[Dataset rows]
======
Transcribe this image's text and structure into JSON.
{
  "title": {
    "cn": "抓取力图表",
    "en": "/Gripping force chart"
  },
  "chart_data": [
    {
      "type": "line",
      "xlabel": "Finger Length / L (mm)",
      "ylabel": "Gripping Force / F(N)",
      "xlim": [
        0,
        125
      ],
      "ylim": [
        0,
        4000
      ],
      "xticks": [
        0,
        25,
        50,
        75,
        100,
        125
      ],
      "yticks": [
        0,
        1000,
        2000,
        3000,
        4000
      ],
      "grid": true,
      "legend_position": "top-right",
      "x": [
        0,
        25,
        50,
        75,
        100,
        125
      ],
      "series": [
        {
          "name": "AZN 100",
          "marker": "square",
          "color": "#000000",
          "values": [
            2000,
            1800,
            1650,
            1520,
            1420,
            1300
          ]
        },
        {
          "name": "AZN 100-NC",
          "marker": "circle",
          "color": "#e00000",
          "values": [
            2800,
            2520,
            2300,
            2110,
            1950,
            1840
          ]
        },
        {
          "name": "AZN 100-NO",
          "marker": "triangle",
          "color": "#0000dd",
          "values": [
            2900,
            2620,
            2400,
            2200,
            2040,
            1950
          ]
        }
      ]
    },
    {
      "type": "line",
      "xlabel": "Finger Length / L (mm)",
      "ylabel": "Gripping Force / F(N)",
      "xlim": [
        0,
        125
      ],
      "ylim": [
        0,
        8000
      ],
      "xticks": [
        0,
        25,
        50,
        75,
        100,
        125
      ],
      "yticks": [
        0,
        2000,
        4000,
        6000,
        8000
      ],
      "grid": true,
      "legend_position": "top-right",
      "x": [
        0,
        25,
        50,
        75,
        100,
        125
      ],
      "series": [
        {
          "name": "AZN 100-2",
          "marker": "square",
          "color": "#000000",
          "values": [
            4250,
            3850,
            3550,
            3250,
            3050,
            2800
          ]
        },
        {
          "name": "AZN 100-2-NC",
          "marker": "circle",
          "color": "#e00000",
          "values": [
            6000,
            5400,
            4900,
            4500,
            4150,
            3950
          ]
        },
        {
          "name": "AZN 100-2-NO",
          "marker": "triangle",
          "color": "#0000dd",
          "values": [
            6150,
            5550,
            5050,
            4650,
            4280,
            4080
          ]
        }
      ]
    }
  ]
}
======
* What you will do *
From the records above, copy every line that holds the word "name".

* Answer in full *
          "name": "AZN 100",
          "name": "AZN 100-NC",
          "name": "AZN 100-NO",
          "name": "AZN 100-2",
          "name": "AZN 100-2-NC",
          "name": "AZN 100-2-NO",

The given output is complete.